[Dataset rows about figures]
::::

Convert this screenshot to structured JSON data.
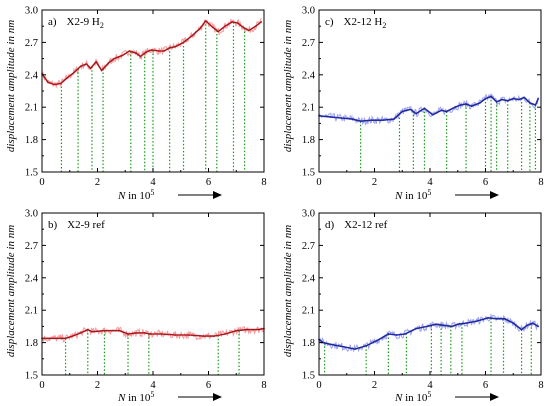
{
  "chart_data": [
    {
      "id": "a",
      "type": "line",
      "label": "a)",
      "title_main": "X2-9 H",
      "title_sub": "2",
      "color": "#e8232a",
      "band_color": "#f29a9c",
      "xlim": [
        0,
        8
      ],
      "ylim": [
        1.5,
        3.0
      ],
      "xticks": [
        "0",
        "2",
        "4",
        "6",
        "8"
      ],
      "yticks": [
        "1.5",
        "1.8",
        "2.1",
        "2.4",
        "2.7",
        "3.0"
      ],
      "series": [
        {
          "x": [
            0,
            0.22,
            0.45,
            0.68,
            0.9,
            1.15,
            1.4,
            1.6,
            1.75,
            1.95,
            2.15,
            2.4,
            2.6,
            2.9,
            3.15,
            3.4,
            3.55,
            3.75,
            3.95,
            4.2,
            4.4,
            4.6,
            4.8,
            5.1,
            5.4,
            5.7,
            5.9,
            6.15,
            6.35,
            6.6,
            6.85,
            7.05,
            7.25,
            7.45,
            7.7,
            7.9
          ],
          "y": [
            2.41,
            2.33,
            2.31,
            2.32,
            2.37,
            2.42,
            2.48,
            2.5,
            2.46,
            2.52,
            2.44,
            2.51,
            2.55,
            2.58,
            2.62,
            2.6,
            2.57,
            2.61,
            2.63,
            2.62,
            2.62,
            2.65,
            2.66,
            2.7,
            2.76,
            2.83,
            2.9,
            2.84,
            2.8,
            2.85,
            2.89,
            2.88,
            2.84,
            2.81,
            2.85,
            2.89
          ]
        }
      ],
      "drops": [
        0.7,
        1.3,
        1.8,
        2.2,
        3.2,
        3.7,
        4.0,
        4.6,
        5.1,
        5.9,
        6.3,
        6.9,
        7.3
      ]
    },
    {
      "id": "c",
      "type": "line",
      "label": "c)",
      "title_main": "X2-12 H",
      "title_sub": "2",
      "color": "#2a34d8",
      "band_color": "#9ea4ee",
      "xlim": [
        0,
        8
      ],
      "ylim": [
        1.5,
        3.0
      ],
      "xticks": [
        "0",
        "2",
        "4",
        "6",
        "8"
      ],
      "yticks": [
        "1.5",
        "1.8",
        "2.1",
        "2.4",
        "2.7",
        "3.0"
      ],
      "series": [
        {
          "x": [
            0,
            0.4,
            0.8,
            1.2,
            1.5,
            1.9,
            2.3,
            2.7,
            3.0,
            3.3,
            3.5,
            3.8,
            4.1,
            4.4,
            4.6,
            4.9,
            5.1,
            5.3,
            5.5,
            5.8,
            6.0,
            6.2,
            6.4,
            6.6,
            6.8,
            7.0,
            7.2,
            7.4,
            7.6,
            7.8,
            7.9
          ],
          "y": [
            2.02,
            2.01,
            2.0,
            1.99,
            1.97,
            1.98,
            1.98,
            1.99,
            2.06,
            2.08,
            2.04,
            2.09,
            2.03,
            2.07,
            2.06,
            2.1,
            2.12,
            2.13,
            2.11,
            2.14,
            2.18,
            2.2,
            2.15,
            2.17,
            2.16,
            2.18,
            2.17,
            2.19,
            2.14,
            2.12,
            2.18
          ]
        }
      ],
      "drops": [
        1.5,
        2.9,
        3.4,
        3.8,
        4.6,
        5.3,
        6.0,
        6.2,
        6.4,
        6.8,
        7.3,
        7.6,
        7.8
      ]
    },
    {
      "id": "b",
      "type": "line",
      "label": "b)",
      "title_main": "X2-9 ref",
      "title_sub": "",
      "color": "#e8232a",
      "band_color": "#f29a9c",
      "xlim": [
        0,
        8
      ],
      "ylim": [
        1.5,
        3.0
      ],
      "xticks": [
        "0",
        "2",
        "4",
        "6",
        "8"
      ],
      "yticks": [
        "1.5",
        "1.8",
        "2.1",
        "2.4",
        "2.7",
        "3.0"
      ],
      "series": [
        {
          "x": [
            0,
            0.4,
            0.85,
            1.1,
            1.4,
            1.65,
            1.8,
            2.2,
            2.5,
            2.8,
            3.1,
            3.4,
            3.7,
            3.9,
            4.3,
            4.8,
            5.3,
            5.8,
            6.2,
            6.6,
            7.0,
            7.4,
            7.8,
            8.0
          ],
          "y": [
            1.84,
            1.84,
            1.84,
            1.86,
            1.89,
            1.92,
            1.9,
            1.91,
            1.91,
            1.91,
            1.88,
            1.89,
            1.89,
            1.88,
            1.88,
            1.87,
            1.87,
            1.86,
            1.86,
            1.88,
            1.91,
            1.92,
            1.92,
            1.93
          ]
        }
      ],
      "drops": [
        0.85,
        1.65,
        2.25,
        3.1,
        3.85,
        6.35,
        7.1
      ]
    },
    {
      "id": "d",
      "type": "line",
      "label": "d)",
      "title_main": "X2-12 ref",
      "title_sub": "",
      "color": "#2a34d8",
      "band_color": "#9ea4ee",
      "xlim": [
        0,
        8
      ],
      "ylim": [
        1.5,
        3.0
      ],
      "xticks": [
        "0",
        "2",
        "4",
        "6",
        "8"
      ],
      "yticks": [
        "1.5",
        "1.8",
        "2.1",
        "2.4",
        "2.7",
        "3.0"
      ],
      "series": [
        {
          "x": [
            0,
            0.15,
            0.5,
            0.9,
            1.3,
            1.7,
            2.1,
            2.5,
            2.8,
            3.1,
            3.5,
            3.9,
            4.2,
            4.5,
            4.8,
            5.0,
            5.3,
            5.7,
            6.1,
            6.4,
            6.7,
            7.0,
            7.3,
            7.5,
            7.7,
            7.9
          ],
          "y": [
            1.83,
            1.8,
            1.78,
            1.76,
            1.74,
            1.77,
            1.82,
            1.88,
            1.87,
            1.88,
            1.93,
            1.95,
            1.97,
            1.96,
            1.95,
            1.97,
            1.98,
            2.0,
            2.03,
            2.02,
            2.02,
            1.98,
            1.92,
            1.96,
            1.98,
            1.95
          ]
        }
      ],
      "drops": [
        0.2,
        1.7,
        2.5,
        3.15,
        4.05,
        4.4,
        4.75,
        5.15,
        6.2,
        6.65,
        7.3,
        7.65
      ]
    }
  ],
  "ylabel": "displacement amplitude in nm",
  "xlabel_main": "N",
  "xlabel_rest": " in 10",
  "xlabel_exp": "5"
}
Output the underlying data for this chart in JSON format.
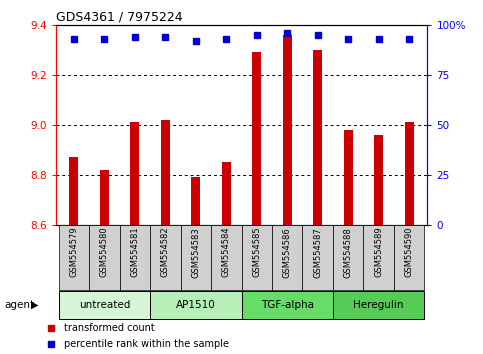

::::

Your answer should be a single number: the count of lines in the material above that contain "this".

2